Given request :: Quote the data below in full, please, without altering anything.

"""

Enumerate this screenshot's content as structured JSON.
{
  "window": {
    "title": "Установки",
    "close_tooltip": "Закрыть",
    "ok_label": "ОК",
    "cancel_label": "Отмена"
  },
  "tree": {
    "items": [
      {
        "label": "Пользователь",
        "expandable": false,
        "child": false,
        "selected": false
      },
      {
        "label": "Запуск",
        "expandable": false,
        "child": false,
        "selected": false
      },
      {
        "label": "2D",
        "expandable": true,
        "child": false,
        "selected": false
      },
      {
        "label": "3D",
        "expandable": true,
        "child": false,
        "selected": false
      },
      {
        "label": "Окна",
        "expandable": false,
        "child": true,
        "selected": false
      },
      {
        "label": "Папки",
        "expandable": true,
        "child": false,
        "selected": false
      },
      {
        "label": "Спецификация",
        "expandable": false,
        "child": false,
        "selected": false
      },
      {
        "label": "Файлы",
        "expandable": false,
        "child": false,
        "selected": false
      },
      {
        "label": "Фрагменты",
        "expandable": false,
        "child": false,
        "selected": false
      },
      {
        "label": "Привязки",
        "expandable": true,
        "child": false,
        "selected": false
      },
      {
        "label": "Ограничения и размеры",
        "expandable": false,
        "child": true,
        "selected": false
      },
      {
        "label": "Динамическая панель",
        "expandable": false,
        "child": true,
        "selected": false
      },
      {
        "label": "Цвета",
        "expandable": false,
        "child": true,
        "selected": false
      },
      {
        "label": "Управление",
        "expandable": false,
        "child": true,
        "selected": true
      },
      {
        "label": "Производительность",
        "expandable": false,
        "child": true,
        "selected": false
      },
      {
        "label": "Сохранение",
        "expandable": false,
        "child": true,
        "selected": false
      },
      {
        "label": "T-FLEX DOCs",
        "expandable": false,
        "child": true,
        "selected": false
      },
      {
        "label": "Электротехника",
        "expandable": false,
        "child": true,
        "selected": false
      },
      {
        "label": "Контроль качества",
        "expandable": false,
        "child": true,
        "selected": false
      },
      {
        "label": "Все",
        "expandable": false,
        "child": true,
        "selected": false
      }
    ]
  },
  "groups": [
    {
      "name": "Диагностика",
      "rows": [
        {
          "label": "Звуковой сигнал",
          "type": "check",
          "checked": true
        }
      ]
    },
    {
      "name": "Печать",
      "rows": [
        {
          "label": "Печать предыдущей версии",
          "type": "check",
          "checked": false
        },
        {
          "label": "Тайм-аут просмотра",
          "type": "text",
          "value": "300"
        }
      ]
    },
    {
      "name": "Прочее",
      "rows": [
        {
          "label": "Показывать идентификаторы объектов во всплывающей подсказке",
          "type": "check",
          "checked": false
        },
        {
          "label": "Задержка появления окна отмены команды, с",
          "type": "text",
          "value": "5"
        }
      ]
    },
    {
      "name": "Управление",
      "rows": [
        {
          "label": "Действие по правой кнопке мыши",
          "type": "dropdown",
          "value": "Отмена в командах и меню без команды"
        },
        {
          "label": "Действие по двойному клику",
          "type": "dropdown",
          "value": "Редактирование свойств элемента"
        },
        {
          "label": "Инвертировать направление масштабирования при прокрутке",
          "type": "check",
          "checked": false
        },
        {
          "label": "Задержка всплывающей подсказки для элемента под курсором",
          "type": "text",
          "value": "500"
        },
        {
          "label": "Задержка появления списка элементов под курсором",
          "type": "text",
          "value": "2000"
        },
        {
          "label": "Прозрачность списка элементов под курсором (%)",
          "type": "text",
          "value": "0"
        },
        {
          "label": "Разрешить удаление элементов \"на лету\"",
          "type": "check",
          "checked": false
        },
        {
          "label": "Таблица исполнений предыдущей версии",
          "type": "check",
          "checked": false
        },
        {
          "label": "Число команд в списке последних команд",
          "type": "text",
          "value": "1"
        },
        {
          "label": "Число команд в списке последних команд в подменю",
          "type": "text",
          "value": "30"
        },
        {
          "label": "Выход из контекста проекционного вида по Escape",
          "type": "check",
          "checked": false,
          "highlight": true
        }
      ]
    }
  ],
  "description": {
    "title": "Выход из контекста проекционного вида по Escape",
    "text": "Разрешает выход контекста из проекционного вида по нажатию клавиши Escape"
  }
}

"""

Answer below ::
Enumerate this screenshot's content as structured JSON.
{
  "window": {
    "title": "Установки",
    "close_tooltip": "Закрыть",
    "ok_label": "ОК",
    "cancel_label": "Отмена"
  },
  "tree": {
    "items": [
      {
        "label": "Пользователь",
        "expandable": false,
        "child": false,
        "selected": false
      },
      {
        "label": "Запуск",
        "expandable": false,
        "child": false,
        "selected": false
      },
      {
        "label": "2D",
        "expandable": true,
        "child": false,
        "selected": false
      },
      {
        "label": "3D",
        "expandable": true,
        "child": false,
        "selected": false
      },
      {
        "label": "Окна",
        "expandable": false,
        "child": true,
        "selected": false
      },
      {
        "label": "Папки",
        "expandable": true,
        "child": false,
        "selected": false
      },
      {
        "label": "Спецификация",
        "expandable": false,
        "child": false,
        "selected": false
      },
      {
        "label": "Файлы",
        "expandable": false,
        "child": false,
        "selected": false
      },
      {
        "label": "Фрагменты",
        "expandable": false,
        "child": false,
        "selected": false
      },
      {
        "label": "Привязки",
        "expandable": true,
        "child": false,
        "selected": false
      },
      {
        "label": "Ограничения и размеры",
        "expandable": false,
        "child": true,
        "selected": false
      },
      {
        "label": "Динамическая панель",
        "expandable": false,
        "child": true,
        "selected": false
      },
      {
        "label": "Цвета",
        "expandable": false,
        "child": true,
        "selected": false
      },
      {
        "label": "Управление",
        "expandable": false,
        "child": true,
        "selected": true
      },
      {
        "label": "Производительность",
        "expandable": false,
        "child": true,
        "selected": false
      },
      {
        "label": "Сохранение",
        "expandable": false,
        "child": true,
        "selected": false
      },
      {
        "label": "T-FLEX DOCs",
        "expandable": false,
        "child": true,
        "selected": false
      },
      {
        "label": "Электротехника",
        "expandable": false,
        "child": true,
        "selected": false
      },
      {
        "label": "Контроль качества",
        "expandable": false,
        "child": true,
        "selected": false
      },
      {
        "label": "Все",
        "expandable": false,
        "child": true,
        "selected": false
      }
    ]
  },
  "groups": [
    {
      "name": "Диагностика",
      "rows": [
        {
          "label": "Звуковой сигнал",
          "type": "check",
          "checked": true
        }
      ]
    },
    {
      "name": "Печать",
      "rows": [
        {
          "label": "Печать предыдущей версии",
          "type": "check",
          "checked": false
        },
        {
          "label": "Тайм-аут просмотра",
          "type": "text",
          "value": "300"
        }
      ]
    },
    {
      "name": "Прочее",
      "rows": [
        {
          "label": "Показывать идентификаторы объектов во всплывающей подсказке",
          "type": "check",
          "checked": false
        },
        {
          "label": "Задержка появления окна отмены команды, с",
          "type": "text",
          "value": "5"
        }
      ]
    },
    {
      "name": "Управление",
      "rows": [
        {
          "label": "Действие по правой кнопке мыши",
          "type": "dropdown",
          "value": "Отмена в командах и меню без команды"
        },
        {
          "label": "Действие по двойному клику",
          "type": "dropdown",
          "value": "Редактирование свойств элемента"
        },
        {
          "label": "Инвертировать направление масштабирования при прокрутке",
          "type": "check",
          "checked": false
        },
        {
          "label": "Задержка всплывающей подсказки для элемента под курсором",
          "type": "text",
          "value": "500"
        },
        {
          "label": "Задержка появления списка элементов под курсором",
          "type": "text",
          "value": "2000"
        },
        {
          "label": "Прозрачность списка элементов под курсором (%)",
          "type": "text",
          "value": "0"
        },
        {
          "label": "Разрешить удаление элементов \"на лету\"",
          "type": "check",
          "checked": false
        },
        {
          "label": "Таблица исполнений предыдущей версии",
          "type": "check",
          "checked": false
        },
        {
          "label": "Число команд в списке последних команд",
          "type": "text",
          "value": "1"
        },
        {
          "label": "Число команд в списке последних команд в подменю",
          "type": "text",
          "value": "30"
        },
        {
          "label": "Выход из контекста проекционного вида по Escape",
          "type": "check",
          "checked": false,
          "highlight": true
        }
      ]
    }
  ],
  "description": {
    "title": "Выход из контекста проекционного вида по Escape",
    "text": "Разрешает выход контекста из проекционного вида по нажатию клавиши Escape"
  }
}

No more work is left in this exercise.